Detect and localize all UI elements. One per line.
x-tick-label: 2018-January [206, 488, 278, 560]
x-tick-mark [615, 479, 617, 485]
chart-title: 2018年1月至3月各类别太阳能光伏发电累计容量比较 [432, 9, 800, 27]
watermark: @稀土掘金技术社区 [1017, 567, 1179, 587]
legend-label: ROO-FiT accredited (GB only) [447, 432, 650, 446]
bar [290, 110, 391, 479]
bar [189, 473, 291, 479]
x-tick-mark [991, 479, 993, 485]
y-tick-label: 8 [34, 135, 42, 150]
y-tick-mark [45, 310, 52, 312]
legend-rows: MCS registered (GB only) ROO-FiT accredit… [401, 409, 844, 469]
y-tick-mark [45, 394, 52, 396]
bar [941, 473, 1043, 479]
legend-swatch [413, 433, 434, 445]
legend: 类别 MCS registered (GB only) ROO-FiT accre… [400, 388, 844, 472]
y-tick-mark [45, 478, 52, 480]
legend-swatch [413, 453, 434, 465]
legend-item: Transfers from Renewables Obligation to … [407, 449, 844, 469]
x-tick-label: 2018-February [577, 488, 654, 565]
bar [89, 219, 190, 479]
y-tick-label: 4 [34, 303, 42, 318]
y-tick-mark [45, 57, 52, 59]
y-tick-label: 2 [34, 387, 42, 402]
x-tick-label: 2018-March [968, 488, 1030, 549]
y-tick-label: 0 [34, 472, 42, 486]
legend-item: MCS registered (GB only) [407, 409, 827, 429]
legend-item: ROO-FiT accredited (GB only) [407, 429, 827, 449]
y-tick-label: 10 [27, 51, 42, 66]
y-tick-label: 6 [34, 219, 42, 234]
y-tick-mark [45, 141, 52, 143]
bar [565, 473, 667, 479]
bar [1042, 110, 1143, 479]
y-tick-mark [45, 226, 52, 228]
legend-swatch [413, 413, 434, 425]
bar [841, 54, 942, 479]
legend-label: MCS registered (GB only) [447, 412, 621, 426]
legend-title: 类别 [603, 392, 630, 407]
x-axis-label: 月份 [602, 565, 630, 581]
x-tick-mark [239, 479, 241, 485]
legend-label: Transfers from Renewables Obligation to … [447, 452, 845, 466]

====

Set problem:
Reproduce every line of the entries above verbatim, in the same order.

Written response:
Detect and localize all UI elements. One per line.
x-tick-label: 2018-January [206, 488, 278, 560]
x-tick-mark [615, 479, 617, 485]
chart-title: 2018年1月至3月各类别太阳能光伏发电累计容量比较 [432, 9, 800, 27]
watermark: @稀土掘金技术社区 [1017, 567, 1179, 587]
legend-label: ROO-FiT accredited (GB only) [447, 432, 650, 446]
bar [290, 110, 391, 479]
bar [189, 473, 291, 479]
x-tick-mark [991, 479, 993, 485]
y-tick-label: 8 [34, 135, 42, 150]
y-tick-mark [45, 310, 52, 312]
legend-rows: MCS registered (GB only) ROO-FiT accredit… [401, 409, 844, 469]
y-tick-mark [45, 394, 52, 396]
bar [941, 473, 1043, 479]
legend-swatch [413, 433, 434, 445]
legend: 类别 MCS registered (GB only) ROO-FiT accre… [400, 388, 844, 472]
y-tick-mark [45, 478, 52, 480]
legend-swatch [413, 453, 434, 465]
legend-item: Transfers from Renewables Obligation to … [407, 449, 844, 469]
x-tick-label: 2018-February [577, 488, 654, 565]
bar [89, 219, 190, 479]
y-tick-label: 4 [34, 303, 42, 318]
y-tick-mark [45, 57, 52, 59]
y-tick-label: 2 [34, 387, 42, 402]
x-tick-label: 2018-March [968, 488, 1030, 549]
y-tick-label: 0 [34, 472, 42, 486]
legend-item: MCS registered (GB only) [407, 409, 827, 429]
legend-item: ROO-FiT accredited (GB only) [407, 429, 827, 449]
y-tick-label: 10 [27, 51, 42, 66]
y-tick-label: 6 [34, 219, 42, 234]
y-tick-mark [45, 141, 52, 143]
bar [565, 473, 667, 479]
bar [1042, 110, 1143, 479]
y-tick-mark [45, 226, 52, 228]
legend-swatch [413, 413, 434, 425]
bar [841, 54, 942, 479]
legend-label: MCS registered (GB only) [447, 412, 621, 426]
legend-title: 类别 [603, 392, 630, 407]
x-axis-label: 月份 [602, 565, 630, 581]
x-tick-mark [239, 479, 241, 485]
legend-label: Transfers from Renewables Obligation to … [447, 452, 845, 466]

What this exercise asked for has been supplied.